** Exercise directions **
Select the lines that hold the word "transfer" and copy each one.

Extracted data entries
··········
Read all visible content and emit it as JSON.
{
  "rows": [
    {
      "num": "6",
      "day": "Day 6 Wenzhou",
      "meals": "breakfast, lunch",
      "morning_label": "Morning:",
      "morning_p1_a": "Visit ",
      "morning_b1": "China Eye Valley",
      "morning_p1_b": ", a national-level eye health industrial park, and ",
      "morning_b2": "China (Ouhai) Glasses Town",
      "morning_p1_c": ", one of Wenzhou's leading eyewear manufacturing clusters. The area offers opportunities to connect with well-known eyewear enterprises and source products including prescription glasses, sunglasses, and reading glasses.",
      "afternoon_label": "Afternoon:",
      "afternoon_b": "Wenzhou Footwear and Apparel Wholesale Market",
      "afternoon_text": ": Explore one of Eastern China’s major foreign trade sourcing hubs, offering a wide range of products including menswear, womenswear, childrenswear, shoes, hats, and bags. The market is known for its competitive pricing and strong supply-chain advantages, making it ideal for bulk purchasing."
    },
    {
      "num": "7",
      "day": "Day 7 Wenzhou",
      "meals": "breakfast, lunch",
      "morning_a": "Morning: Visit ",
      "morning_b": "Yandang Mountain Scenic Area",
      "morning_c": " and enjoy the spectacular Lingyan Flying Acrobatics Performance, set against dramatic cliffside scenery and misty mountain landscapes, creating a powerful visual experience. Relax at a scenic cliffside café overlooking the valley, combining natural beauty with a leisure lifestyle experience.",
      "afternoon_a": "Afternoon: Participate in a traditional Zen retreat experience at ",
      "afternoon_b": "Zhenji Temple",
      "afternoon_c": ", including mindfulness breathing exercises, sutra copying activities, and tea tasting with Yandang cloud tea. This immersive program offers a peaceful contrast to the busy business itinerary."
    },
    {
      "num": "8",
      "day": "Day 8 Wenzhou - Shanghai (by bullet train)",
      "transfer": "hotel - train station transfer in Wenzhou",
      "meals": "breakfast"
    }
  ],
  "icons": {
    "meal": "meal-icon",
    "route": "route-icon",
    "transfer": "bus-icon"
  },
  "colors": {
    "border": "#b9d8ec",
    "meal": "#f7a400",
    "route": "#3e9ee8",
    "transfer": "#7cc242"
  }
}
··········
** Output of the task **
      "transfer": "hotel - train station transfer in Wenzhou",
    "transfer": "bus-icon"
    "transfer": "#7cc242"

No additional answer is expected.